--- YOUR OBJECTIVE ---
Every record must be repeated exactly; omit any pictures they contain.

===== INFORMATION PROVIDED =====

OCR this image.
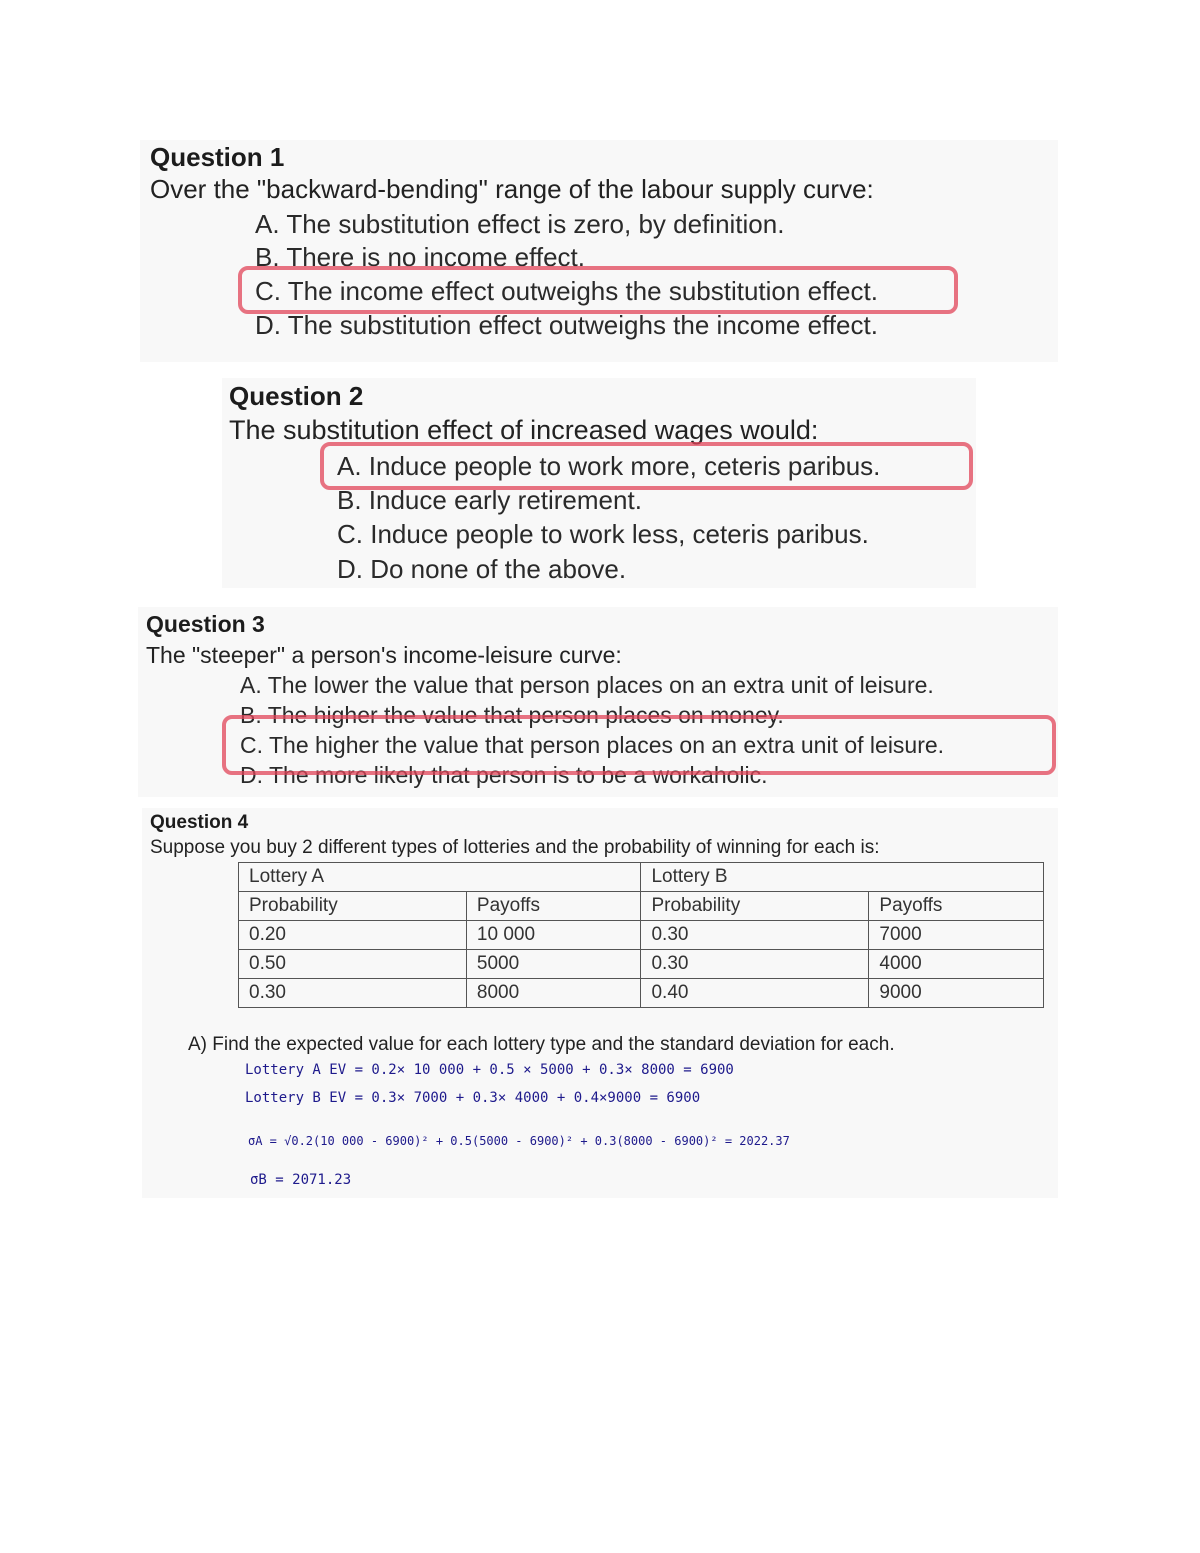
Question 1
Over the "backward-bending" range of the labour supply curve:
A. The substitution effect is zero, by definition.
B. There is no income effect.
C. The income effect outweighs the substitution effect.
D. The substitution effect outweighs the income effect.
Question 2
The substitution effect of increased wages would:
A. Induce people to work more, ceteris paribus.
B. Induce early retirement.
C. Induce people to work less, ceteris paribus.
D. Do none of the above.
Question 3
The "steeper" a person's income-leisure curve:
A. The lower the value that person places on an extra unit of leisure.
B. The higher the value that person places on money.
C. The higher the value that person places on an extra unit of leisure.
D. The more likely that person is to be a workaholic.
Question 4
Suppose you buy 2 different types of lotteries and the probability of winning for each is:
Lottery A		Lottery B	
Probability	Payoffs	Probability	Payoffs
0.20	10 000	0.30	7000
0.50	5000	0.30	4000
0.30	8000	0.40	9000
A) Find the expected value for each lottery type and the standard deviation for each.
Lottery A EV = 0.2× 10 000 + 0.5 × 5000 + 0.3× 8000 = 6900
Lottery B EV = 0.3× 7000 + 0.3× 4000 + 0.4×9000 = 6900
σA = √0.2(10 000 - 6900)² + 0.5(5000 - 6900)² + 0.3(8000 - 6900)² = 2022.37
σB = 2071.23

=====

--- EXERCISE ANSWER ---
OCR this image.
Question 1
Over the "backward-bending" range of the labour supply curve:
A. The substitution effect is zero, by definition.
B. There is no income effect.
C. The income effect outweighs the substitution effect.
D. The substitution effect outweighs the income effect.
Question 2
The substitution effect of increased wages would:
A. Induce people to work more, ceteris paribus.
B. Induce early retirement.
C. Induce people to work less, ceteris paribus.
D. Do none of the above.
Question 3
The "steeper" a person's income-leisure curve:
A. The lower the value that person places on an extra unit of leisure.
B. The higher the value that person places on money.
C. The higher the value that person places on an extra unit of leisure.
D. The more likely that person is to be a workaholic.
Question 4
Suppose you buy 2 different types of lotteries and the probability of winning for each is:
Lottery A		Lottery B	
Probability	Payoffs	Probability	Payoffs
0.20	10 000	0.30	7000
0.50	5000	0.30	4000
0.30	8000	0.40	9000
A) Find the expected value for each lottery type and the standard deviation for each.
Lottery A EV = 0.2× 10 000 + 0.5 × 5000 + 0.3× 8000 = 6900
Lottery B EV = 0.3× 7000 + 0.3× 4000 + 0.4×9000 = 6900
σA = √0.2(10 000 - 6900)² + 0.5(5000 - 6900)² + 0.3(8000 - 6900)² = 2022.37
σB = 2071.23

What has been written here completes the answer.